── Data listing ──

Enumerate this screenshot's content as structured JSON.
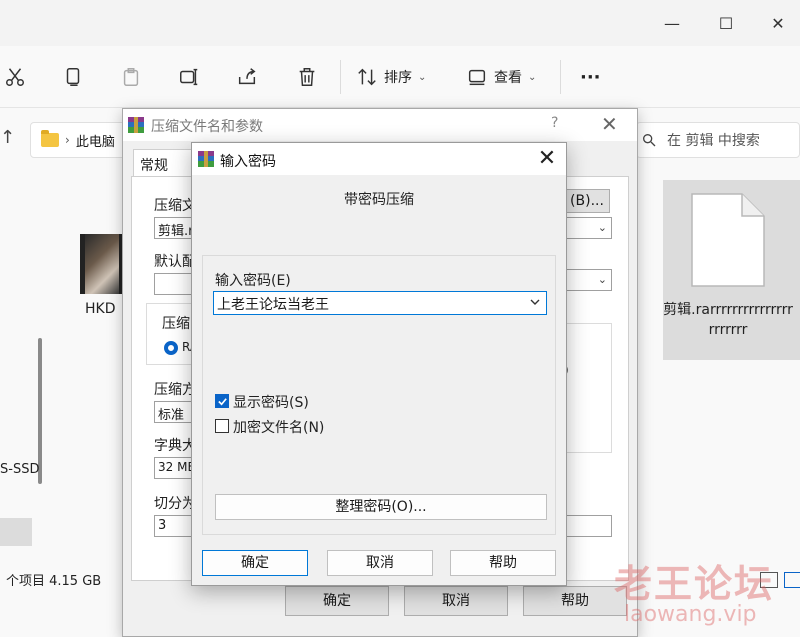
{
  "explorer": {
    "toolbar": {
      "sort_label": "排序",
      "view_label": "查看",
      "more_label": "···"
    },
    "breadcrumb_label": "此电脑",
    "search_placeholder": "在 剪辑 中搜索",
    "nav_drive_label": "S-SSD",
    "file_left_label": "HKD",
    "file_right_label": "剪辑.rarrrrrrrrrrrrrrrrrrrrrr",
    "status_text": "个项目  4.15 GB"
  },
  "parent_dialog": {
    "title": "压缩文件名和参数",
    "help_label": "?",
    "tab_general": "常规",
    "archive_name_label": "压缩文",
    "archive_name_value": "剪辑.r",
    "browse_label": "(B)...",
    "default_profile_label": "默认配",
    "format_group_label": "压缩",
    "format_option": "RA",
    "method_label": "压缩方",
    "method_value": "标准",
    "dict_label": "字典大",
    "dict_value": "32 MB",
    "split_label": "切分为",
    "split_value": "3",
    "ok_label": "确定",
    "cancel_label": "取消",
    "help_button_label": "帮助"
  },
  "password_dialog": {
    "title": "输入密码",
    "heading": "带密码压缩",
    "password_label": "输入密码(E)",
    "password_value": "上老王论坛当老王",
    "show_password_label": "显示密码(S)",
    "show_password_checked": true,
    "encrypt_filenames_label": "加密文件名(N)",
    "encrypt_filenames_checked": false,
    "organize_label": "整理密码(O)...",
    "ok_label": "确定",
    "cancel_label": "取消",
    "help_label": "帮助"
  },
  "watermark": {
    "title": "老王论坛",
    "url": "laowang.vip"
  },
  "colors": {
    "accent": "#0a64c8",
    "focus_border": "#0078d7",
    "watermark": "#dc6464"
  }
}
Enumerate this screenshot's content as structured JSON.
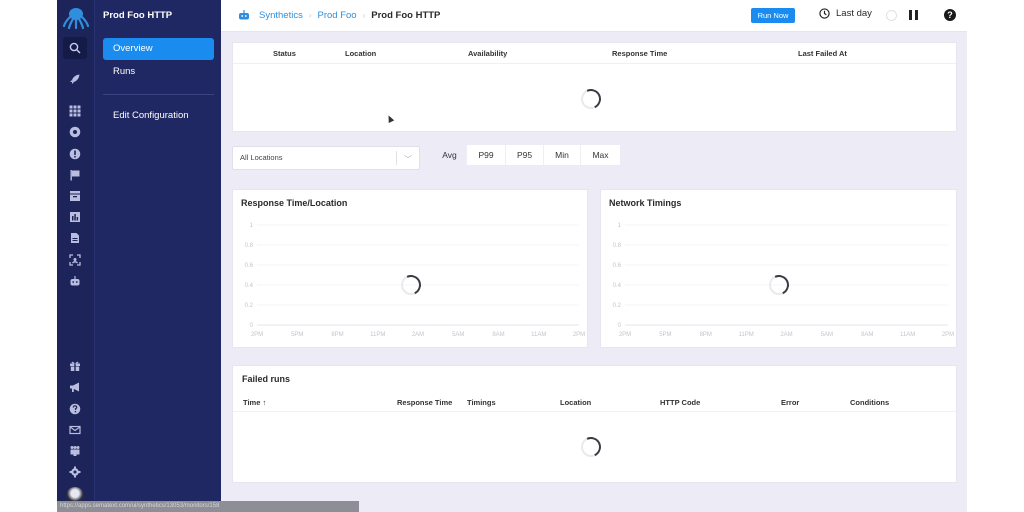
{
  "app": {
    "monitor_title": "Prod Foo HTTP",
    "subnav": {
      "items": [
        {
          "label": "Overview",
          "active": true
        },
        {
          "label": "Runs",
          "active": false
        },
        {
          "label": "Edit Configuration",
          "active": false
        }
      ]
    },
    "rail": {
      "top_icons": [
        "search-icon",
        "rocket-icon"
      ],
      "mid_icons": [
        "apps-grid-icon",
        "dashboard-gauge-icon",
        "alert-icon",
        "flag-icon",
        "inbox-icon",
        "reports-chart-icon",
        "document-icon",
        "scan-icon",
        "synthetics-robot-icon"
      ],
      "bottom_icons": [
        "gift-icon",
        "megaphone-icon",
        "help-circle-icon",
        "mail-icon",
        "team-icon",
        "settings-gear-icon",
        "avatar"
      ]
    }
  },
  "topbar": {
    "breadcrumbs": [
      {
        "label": "Synthetics",
        "link": true
      },
      {
        "label": "Prod Foo",
        "link": true
      },
      {
        "label": "Prod Foo HTTP",
        "link": false
      }
    ],
    "run_now_label": "Run Now",
    "time_range_label": "Last day",
    "accent_color": "#1a8cf0"
  },
  "status_table": {
    "columns": [
      "Status",
      "Location",
      "Availability",
      "Response Time",
      "Last Failed At"
    ],
    "loading": true
  },
  "filters": {
    "location_select": "All Locations",
    "aggregations": [
      "Avg",
      "P99",
      "P95",
      "Min",
      "Max"
    ],
    "selected_aggregation": "Avg"
  },
  "chart_data": [
    {
      "type": "line",
      "title": "Response Time/Location",
      "series": [],
      "x": [
        "2PM",
        "5PM",
        "8PM",
        "11PM",
        "2AM",
        "5AM",
        "8AM",
        "11AM",
        "2PM"
      ],
      "y_ticks": [
        "0",
        "0.2",
        "0.4",
        "0.6",
        "0.8",
        "1"
      ],
      "ylim": [
        0,
        1
      ],
      "grid": true,
      "loading": true,
      "xlabel": "",
      "ylabel": ""
    },
    {
      "type": "line",
      "title": "Network Timings",
      "series": [],
      "x": [
        "2PM",
        "5PM",
        "8PM",
        "11PM",
        "2AM",
        "5AM",
        "8AM",
        "11AM",
        "2PM"
      ],
      "y_ticks": [
        "0",
        "0.2",
        "0.4",
        "0.6",
        "0.8",
        "1"
      ],
      "ylim": [
        0,
        1
      ],
      "grid": true,
      "loading": true,
      "xlabel": "",
      "ylabel": ""
    }
  ],
  "failed_runs": {
    "title": "Failed runs",
    "columns": [
      "Time",
      "Response Time",
      "Timings",
      "Location",
      "HTTP Code",
      "Error",
      "Conditions"
    ],
    "sort_indicator": "↑",
    "loading": true
  },
  "browser_status_url": "https://apps.sematext.com/ui/synthetics/13053/monitors/158"
}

───

Problem requirements ->
Give back the whole listing as it stands, minus its pictures.

Correct output ->
Enumerate this screenshot's content as structured JSON.
{
  "explorer": {
    "toolbar": {
      "sort_label": "排序",
      "view_label": "查看",
      "more_label": "···"
    },
    "breadcrumb_label": "此电脑",
    "search_placeholder": "在 剪辑 中搜索",
    "nav_drive_label": "S-SSD",
    "file_left_label": "HKD",
    "file_right_label": "剪辑.rarrrrrrrrrrrrrrrrrrrrrr",
    "status_text": "个项目  4.15 GB"
  },
  "parent_dialog": {
    "title": "压缩文件名和参数",
    "help_label": "?",
    "tab_general": "常规",
    "archive_name_label": "压缩文",
    "archive_name_value": "剪辑.r",
    "browse_label": "(B)...",
    "default_profile_label": "默认配",
    "format_group_label": "压缩",
    "format_option": "RA",
    "method_label": "压缩方",
    "method_value": "标准",
    "dict_label": "字典大",
    "dict_value": "32 MB",
    "split_label": "切分为",
    "split_value": "3",
    "ok_label": "确定",
    "cancel_label": "取消",
    "help_button_label": "帮助"
  },
  "password_dialog": {
    "title": "输入密码",
    "heading": "带密码压缩",
    "password_label": "输入密码(E)",
    "password_value": "上老王论坛当老王",
    "show_password_label": "显示密码(S)",
    "show_password_checked": true,
    "encrypt_filenames_label": "加密文件名(N)",
    "encrypt_filenames_checked": false,
    "organize_label": "整理密码(O)...",
    "ok_label": "确定",
    "cancel_label": "取消",
    "help_label": "帮助"
  },
  "watermark": {
    "title": "老王论坛",
    "url": "laowang.vip"
  },
  "colors": {
    "accent": "#0a64c8",
    "focus_border": "#0078d7",
    "watermark": "#dc6464"
  }
}
Enumerate this screenshot's content as structured JSON.
{
  "app": {
    "monitor_title": "Prod Foo HTTP",
    "subnav": {
      "items": [
        {
          "label": "Overview",
          "active": true
        },
        {
          "label": "Runs",
          "active": false
        },
        {
          "label": "Edit Configuration",
          "active": false
        }
      ]
    },
    "rail": {
      "top_icons": [
        "search-icon",
        "rocket-icon"
      ],
      "mid_icons": [
        "apps-grid-icon",
        "dashboard-gauge-icon",
        "alert-icon",
        "flag-icon",
        "inbox-icon",
        "reports-chart-icon",
        "document-icon",
        "scan-icon",
        "synthetics-robot-icon"
      ],
      "bottom_icons": [
        "gift-icon",
        "megaphone-icon",
        "help-circle-icon",
        "mail-icon",
        "team-icon",
        "settings-gear-icon",
        "avatar"
      ]
    }
  },
  "topbar": {
    "breadcrumbs": [
      {
        "label": "Synthetics",
        "link": true
      },
      {
        "label": "Prod Foo",
        "link": true
      },
      {
        "label": "Prod Foo HTTP",
        "link": false
      }
    ],
    "run_now_label": "Run Now",
    "time_range_label": "Last day",
    "accent_color": "#1a8cf0"
  },
  "status_table": {
    "columns": [
      "Status",
      "Location",
      "Availability",
      "Response Time",
      "Last Failed At"
    ],
    "loading": true
  },
  "filters": {
    "location_select": "All Locations",
    "aggregations": [
      "Avg",
      "P99",
      "P95",
      "Min",
      "Max"
    ],
    "selected_aggregation": "Avg"
  },
  "chart_data": [
    {
      "type": "line",
      "title": "Response Time/Location",
      "series": [],
      "x": [
        "2PM",
        "5PM",
        "8PM",
        "11PM",
        "2AM",
        "5AM",
        "8AM",
        "11AM",
        "2PM"
      ],
      "y_ticks": [
        "0",
        "0.2",
        "0.4",
        "0.6",
        "0.8",
        "1"
      ],
      "ylim": [
        0,
        1
      ],
      "grid": true,
      "loading": true,
      "xlabel": "",
      "ylabel": ""
    },
    {
      "type": "line",
      "title": "Network Timings",
      "series": [],
      "x": [
        "2PM",
        "5PM",
        "8PM",
        "11PM",
        "2AM",
        "5AM",
        "8AM",
        "11AM",
        "2PM"
      ],
      "y_ticks": [
        "0",
        "0.2",
        "0.4",
        "0.6",
        "0.8",
        "1"
      ],
      "ylim": [
        0,
        1
      ],
      "grid": true,
      "loading": true,
      "xlabel": "",
      "ylabel": ""
    }
  ],
  "failed_runs": {
    "title": "Failed runs",
    "columns": [
      "Time",
      "Response Time",
      "Timings",
      "Location",
      "HTTP Code",
      "Error",
      "Conditions"
    ],
    "sort_indicator": "↑",
    "loading": true
  },
  "browser_status_url": "https://apps.sematext.com/ui/synthetics/13053/monitors/158"
}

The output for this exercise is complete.